**Stored entries**:
=====

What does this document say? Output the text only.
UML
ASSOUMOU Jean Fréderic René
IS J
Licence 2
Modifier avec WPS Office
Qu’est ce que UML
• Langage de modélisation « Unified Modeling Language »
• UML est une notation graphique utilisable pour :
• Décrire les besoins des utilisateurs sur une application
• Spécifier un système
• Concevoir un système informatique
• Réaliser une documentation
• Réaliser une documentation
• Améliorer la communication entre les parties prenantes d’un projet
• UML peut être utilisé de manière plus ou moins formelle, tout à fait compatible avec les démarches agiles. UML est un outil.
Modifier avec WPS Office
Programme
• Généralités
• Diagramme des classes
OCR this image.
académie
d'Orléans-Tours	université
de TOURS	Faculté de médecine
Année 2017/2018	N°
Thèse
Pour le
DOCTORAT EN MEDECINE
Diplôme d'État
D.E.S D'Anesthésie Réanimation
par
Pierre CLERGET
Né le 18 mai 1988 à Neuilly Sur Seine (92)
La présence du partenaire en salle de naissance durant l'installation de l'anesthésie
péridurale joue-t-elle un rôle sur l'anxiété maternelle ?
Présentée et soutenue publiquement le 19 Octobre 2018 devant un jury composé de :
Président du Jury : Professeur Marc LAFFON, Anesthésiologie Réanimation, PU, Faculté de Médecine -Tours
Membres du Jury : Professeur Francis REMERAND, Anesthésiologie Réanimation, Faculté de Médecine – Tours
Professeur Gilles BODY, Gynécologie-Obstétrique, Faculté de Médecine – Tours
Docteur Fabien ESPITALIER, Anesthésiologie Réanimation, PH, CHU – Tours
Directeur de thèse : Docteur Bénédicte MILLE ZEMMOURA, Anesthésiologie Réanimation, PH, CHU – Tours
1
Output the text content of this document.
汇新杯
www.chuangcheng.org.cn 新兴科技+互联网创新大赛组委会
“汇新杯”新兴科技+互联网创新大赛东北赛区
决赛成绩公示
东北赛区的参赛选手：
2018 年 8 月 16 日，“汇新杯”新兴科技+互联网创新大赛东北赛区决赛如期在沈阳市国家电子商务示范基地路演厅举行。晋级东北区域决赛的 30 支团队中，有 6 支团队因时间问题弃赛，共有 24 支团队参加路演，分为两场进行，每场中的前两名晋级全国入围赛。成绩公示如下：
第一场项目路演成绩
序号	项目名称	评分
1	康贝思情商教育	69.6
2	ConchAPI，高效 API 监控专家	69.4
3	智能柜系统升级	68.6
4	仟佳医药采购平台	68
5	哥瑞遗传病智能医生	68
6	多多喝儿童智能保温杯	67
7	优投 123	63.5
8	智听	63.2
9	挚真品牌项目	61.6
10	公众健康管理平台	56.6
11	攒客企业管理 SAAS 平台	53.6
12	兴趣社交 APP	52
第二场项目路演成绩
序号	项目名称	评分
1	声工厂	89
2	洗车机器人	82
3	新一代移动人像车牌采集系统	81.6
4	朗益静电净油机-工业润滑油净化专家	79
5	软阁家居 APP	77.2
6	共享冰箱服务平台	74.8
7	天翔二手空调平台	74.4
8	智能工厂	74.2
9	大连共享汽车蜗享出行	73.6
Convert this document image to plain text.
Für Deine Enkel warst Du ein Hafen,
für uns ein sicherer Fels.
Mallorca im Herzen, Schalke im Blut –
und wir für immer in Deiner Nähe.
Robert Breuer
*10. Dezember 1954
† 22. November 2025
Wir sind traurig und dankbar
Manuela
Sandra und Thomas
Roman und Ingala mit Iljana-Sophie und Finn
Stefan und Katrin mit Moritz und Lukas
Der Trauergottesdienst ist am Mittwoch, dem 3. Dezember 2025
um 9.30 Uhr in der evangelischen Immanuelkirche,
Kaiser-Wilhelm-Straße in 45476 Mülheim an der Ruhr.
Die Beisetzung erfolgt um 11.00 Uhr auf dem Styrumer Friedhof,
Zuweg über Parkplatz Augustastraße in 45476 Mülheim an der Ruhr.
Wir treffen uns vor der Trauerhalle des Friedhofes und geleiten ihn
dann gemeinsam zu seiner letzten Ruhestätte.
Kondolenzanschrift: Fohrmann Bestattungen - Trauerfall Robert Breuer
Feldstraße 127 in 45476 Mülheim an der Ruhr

=====

**Challenge**: Give back each line above precisely as it stands.

**Written answer**:
What does this document say? Output the text only.
UML
ASSOUMOU Jean Fréderic René
IS J
Licence 2
Modifier avec WPS Office
Qu’est ce que UML
• Langage de modélisation « Unified Modeling Language »
• UML est une notation graphique utilisable pour :
• Décrire les besoins des utilisateurs sur une application
• Spécifier un système
• Concevoir un système informatique
• Réaliser une documentation
• Réaliser une documentation
• Améliorer la communication entre les parties prenantes d’un projet
• UML peut être utilisé de manière plus ou moins formelle, tout à fait compatible avec les démarches agiles. UML est un outil.
Modifier avec WPS Office
Programme
• Généralités
• Diagramme des classes
OCR this image.
académie
d'Orléans-Tours	université
de TOURS	Faculté de médecine
Année 2017/2018	N°
Thèse
Pour le
DOCTORAT EN MEDECINE
Diplôme d'État
D.E.S D'Anesthésie Réanimation
par
Pierre CLERGET
Né le 18 mai 1988 à Neuilly Sur Seine (92)
La présence du partenaire en salle de naissance durant l'installation de l'anesthésie
péridurale joue-t-elle un rôle sur l'anxiété maternelle ?
Présentée et soutenue publiquement le 19 Octobre 2018 devant un jury composé de :
Président du Jury : Professeur Marc LAFFON, Anesthésiologie Réanimation, PU, Faculté de Médecine -Tours
Membres du Jury : Professeur Francis REMERAND, Anesthésiologie Réanimation, Faculté de Médecine – Tours
Professeur Gilles BODY, Gynécologie-Obstétrique, Faculté de Médecine – Tours
Docteur Fabien ESPITALIER, Anesthésiologie Réanimation, PH, CHU – Tours
Directeur de thèse : Docteur Bénédicte MILLE ZEMMOURA, Anesthésiologie Réanimation, PH, CHU – Tours
1
Output the text content of this document.
汇新杯
www.chuangcheng.org.cn 新兴科技+互联网创新大赛组委会
“汇新杯”新兴科技+互联网创新大赛东北赛区
决赛成绩公示
东北赛区的参赛选手：
2018 年 8 月 16 日，“汇新杯”新兴科技+互联网创新大赛东北赛区决赛如期在沈阳市国家电子商务示范基地路演厅举行。晋级东北区域决赛的 30 支团队中，有 6 支团队因时间问题弃赛，共有 24 支团队参加路演，分为两场进行，每场中的前两名晋级全国入围赛。成绩公示如下：
第一场项目路演成绩
序号	项目名称	评分
1	康贝思情商教育	69.6
2	ConchAPI，高效 API 监控专家	69.4
3	智能柜系统升级	68.6
4	仟佳医药采购平台	68
5	哥瑞遗传病智能医生	68
6	多多喝儿童智能保温杯	67
7	优投 123	63.5
8	智听	63.2
9	挚真品牌项目	61.6
10	公众健康管理平台	56.6
11	攒客企业管理 SAAS 平台	53.6
12	兴趣社交 APP	52
第二场项目路演成绩
序号	项目名称	评分
1	声工厂	89
2	洗车机器人	82
3	新一代移动人像车牌采集系统	81.6
4	朗益静电净油机-工业润滑油净化专家	79
5	软阁家居 APP	77.2
6	共享冰箱服务平台	74.8
7	天翔二手空调平台	74.4
8	智能工厂	74.2
9	大连共享汽车蜗享出行	73.6
Convert this document image to plain text.
Für Deine Enkel warst Du ein Hafen,
für uns ein sicherer Fels.
Mallorca im Herzen, Schalke im Blut –
und wir für immer in Deiner Nähe.
Robert Breuer
*10. Dezember 1954
† 22. November 2025
Wir sind traurig und dankbar
Manuela
Sandra und Thomas
Roman und Ingala mit Iljana-Sophie und Finn
Stefan und Katrin mit Moritz und Lukas
Der Trauergottesdienst ist am Mittwoch, dem 3. Dezember 2025
um 9.30 Uhr in der evangelischen Immanuelkirche,
Kaiser-Wilhelm-Straße in 45476 Mülheim an der Ruhr.
Die Beisetzung erfolgt um 11.00 Uhr auf dem Styrumer Friedhof,
Zuweg über Parkplatz Augustastraße in 45476 Mülheim an der Ruhr.
Wir treffen uns vor der Trauerhalle des Friedhofes und geleiten ihn
dann gemeinsam zu seiner letzten Ruhestätte.
Kondolenzanschrift: Fohrmann Bestattungen - Trauerfall Robert Breuer
Feldstraße 127 in 45476 Mülheim an der Ruhr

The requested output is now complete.